[Provided information start]

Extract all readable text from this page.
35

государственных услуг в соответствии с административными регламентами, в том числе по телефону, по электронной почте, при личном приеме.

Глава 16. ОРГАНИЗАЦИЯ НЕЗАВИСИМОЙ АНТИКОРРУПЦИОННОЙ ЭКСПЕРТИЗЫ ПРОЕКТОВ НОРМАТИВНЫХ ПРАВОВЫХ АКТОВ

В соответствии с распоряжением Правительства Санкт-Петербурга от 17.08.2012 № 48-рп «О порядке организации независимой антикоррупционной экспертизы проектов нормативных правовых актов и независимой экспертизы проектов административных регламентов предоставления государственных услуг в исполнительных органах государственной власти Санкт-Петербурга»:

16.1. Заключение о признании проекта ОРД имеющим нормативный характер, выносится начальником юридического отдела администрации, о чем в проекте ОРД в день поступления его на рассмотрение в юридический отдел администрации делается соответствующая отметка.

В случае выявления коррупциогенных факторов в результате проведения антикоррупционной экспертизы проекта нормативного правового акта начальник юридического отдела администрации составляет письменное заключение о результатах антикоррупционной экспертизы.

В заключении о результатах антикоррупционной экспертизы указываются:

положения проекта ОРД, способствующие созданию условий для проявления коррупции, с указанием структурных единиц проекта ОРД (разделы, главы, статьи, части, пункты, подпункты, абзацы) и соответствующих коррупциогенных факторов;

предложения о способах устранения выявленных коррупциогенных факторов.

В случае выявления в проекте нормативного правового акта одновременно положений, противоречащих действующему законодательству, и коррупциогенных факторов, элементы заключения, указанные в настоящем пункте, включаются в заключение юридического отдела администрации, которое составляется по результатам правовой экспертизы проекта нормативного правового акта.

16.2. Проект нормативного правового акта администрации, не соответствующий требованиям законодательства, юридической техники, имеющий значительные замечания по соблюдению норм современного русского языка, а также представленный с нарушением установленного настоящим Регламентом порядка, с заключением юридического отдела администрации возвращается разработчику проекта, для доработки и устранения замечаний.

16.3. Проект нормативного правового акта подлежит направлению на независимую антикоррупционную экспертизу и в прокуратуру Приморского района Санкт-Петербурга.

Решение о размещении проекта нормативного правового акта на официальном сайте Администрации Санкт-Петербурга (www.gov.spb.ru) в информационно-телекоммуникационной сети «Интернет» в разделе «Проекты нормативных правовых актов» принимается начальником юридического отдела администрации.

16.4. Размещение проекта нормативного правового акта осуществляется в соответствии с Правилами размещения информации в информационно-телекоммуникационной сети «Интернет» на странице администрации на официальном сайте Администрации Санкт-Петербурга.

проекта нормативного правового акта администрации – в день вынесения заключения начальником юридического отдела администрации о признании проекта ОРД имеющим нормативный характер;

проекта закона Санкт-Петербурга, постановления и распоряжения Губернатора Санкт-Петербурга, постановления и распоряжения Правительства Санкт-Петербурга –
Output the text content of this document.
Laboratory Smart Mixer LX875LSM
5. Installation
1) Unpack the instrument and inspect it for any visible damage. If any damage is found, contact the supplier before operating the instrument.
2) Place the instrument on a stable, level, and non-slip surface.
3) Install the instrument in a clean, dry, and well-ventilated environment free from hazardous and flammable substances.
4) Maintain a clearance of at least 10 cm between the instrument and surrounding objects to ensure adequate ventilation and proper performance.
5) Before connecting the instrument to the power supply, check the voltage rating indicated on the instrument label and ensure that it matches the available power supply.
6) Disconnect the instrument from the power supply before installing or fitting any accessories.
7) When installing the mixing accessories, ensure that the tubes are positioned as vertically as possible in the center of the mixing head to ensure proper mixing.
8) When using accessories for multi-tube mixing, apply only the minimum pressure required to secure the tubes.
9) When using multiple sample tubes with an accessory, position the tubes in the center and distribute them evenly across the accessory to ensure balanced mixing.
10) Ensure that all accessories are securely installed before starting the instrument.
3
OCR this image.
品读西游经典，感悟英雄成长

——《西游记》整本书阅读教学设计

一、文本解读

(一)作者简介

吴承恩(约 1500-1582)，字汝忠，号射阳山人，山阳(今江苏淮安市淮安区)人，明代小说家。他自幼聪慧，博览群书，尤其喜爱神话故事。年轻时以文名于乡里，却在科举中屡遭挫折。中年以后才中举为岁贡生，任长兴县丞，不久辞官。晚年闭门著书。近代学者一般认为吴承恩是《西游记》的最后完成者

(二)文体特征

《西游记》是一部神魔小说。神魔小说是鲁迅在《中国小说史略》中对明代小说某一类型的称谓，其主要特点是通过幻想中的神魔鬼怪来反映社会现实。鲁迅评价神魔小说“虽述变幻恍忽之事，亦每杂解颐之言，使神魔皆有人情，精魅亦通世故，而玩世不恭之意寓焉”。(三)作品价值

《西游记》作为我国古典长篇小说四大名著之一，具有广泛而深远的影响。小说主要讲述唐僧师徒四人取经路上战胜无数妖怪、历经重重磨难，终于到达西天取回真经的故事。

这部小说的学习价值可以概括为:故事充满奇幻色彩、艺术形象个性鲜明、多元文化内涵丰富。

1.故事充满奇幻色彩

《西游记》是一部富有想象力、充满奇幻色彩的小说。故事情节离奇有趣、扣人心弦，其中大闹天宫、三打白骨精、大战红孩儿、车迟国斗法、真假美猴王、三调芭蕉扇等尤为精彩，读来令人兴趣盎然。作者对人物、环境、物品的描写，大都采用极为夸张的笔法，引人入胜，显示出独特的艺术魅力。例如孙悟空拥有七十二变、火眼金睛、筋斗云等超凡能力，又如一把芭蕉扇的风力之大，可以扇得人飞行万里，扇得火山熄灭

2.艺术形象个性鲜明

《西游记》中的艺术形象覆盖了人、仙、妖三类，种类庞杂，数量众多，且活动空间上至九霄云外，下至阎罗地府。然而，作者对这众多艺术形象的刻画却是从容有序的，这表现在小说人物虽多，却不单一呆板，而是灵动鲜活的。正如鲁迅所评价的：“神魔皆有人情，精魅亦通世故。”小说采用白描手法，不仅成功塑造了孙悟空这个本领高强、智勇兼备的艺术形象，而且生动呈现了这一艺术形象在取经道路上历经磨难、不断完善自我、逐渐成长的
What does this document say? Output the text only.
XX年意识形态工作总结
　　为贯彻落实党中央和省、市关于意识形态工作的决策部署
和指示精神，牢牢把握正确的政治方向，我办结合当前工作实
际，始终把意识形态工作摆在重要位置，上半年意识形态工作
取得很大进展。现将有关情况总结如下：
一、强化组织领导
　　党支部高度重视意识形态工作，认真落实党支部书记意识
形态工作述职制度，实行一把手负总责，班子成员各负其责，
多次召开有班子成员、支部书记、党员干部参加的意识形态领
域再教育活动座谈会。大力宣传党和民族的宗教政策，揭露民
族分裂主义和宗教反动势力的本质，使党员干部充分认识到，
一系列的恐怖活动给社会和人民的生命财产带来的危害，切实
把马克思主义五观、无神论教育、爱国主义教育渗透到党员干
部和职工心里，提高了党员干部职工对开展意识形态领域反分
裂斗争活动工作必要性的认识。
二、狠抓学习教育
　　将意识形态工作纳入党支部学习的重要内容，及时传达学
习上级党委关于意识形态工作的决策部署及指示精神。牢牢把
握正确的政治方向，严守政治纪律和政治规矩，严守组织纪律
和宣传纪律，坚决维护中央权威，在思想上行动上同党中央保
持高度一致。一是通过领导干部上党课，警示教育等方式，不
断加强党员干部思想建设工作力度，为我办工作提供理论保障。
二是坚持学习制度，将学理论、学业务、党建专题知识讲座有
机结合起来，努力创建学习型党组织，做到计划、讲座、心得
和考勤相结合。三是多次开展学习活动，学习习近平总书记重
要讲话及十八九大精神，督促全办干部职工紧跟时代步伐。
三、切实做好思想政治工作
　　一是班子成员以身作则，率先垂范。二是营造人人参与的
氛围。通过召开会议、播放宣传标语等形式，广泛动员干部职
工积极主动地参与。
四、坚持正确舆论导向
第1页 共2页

[Provided information end]

## Exercise requirements
Show every line from the entries above in which "устранения" appears.

## Completed exercise
предложения о способах устранения выявленных коррупциогенных факторов.
16.2. Проект нормативного правового акта администрации, не соответствующий требованиям законодательства, юридической техники, имеющий значительные замечания по соблюдению норм современного русского языка, а также представленный с нарушением установленного настоящим Регламентом порядка, с заключением юридического отдела администрации возвращается разработчику проекта, для доработки и устранения замечаний.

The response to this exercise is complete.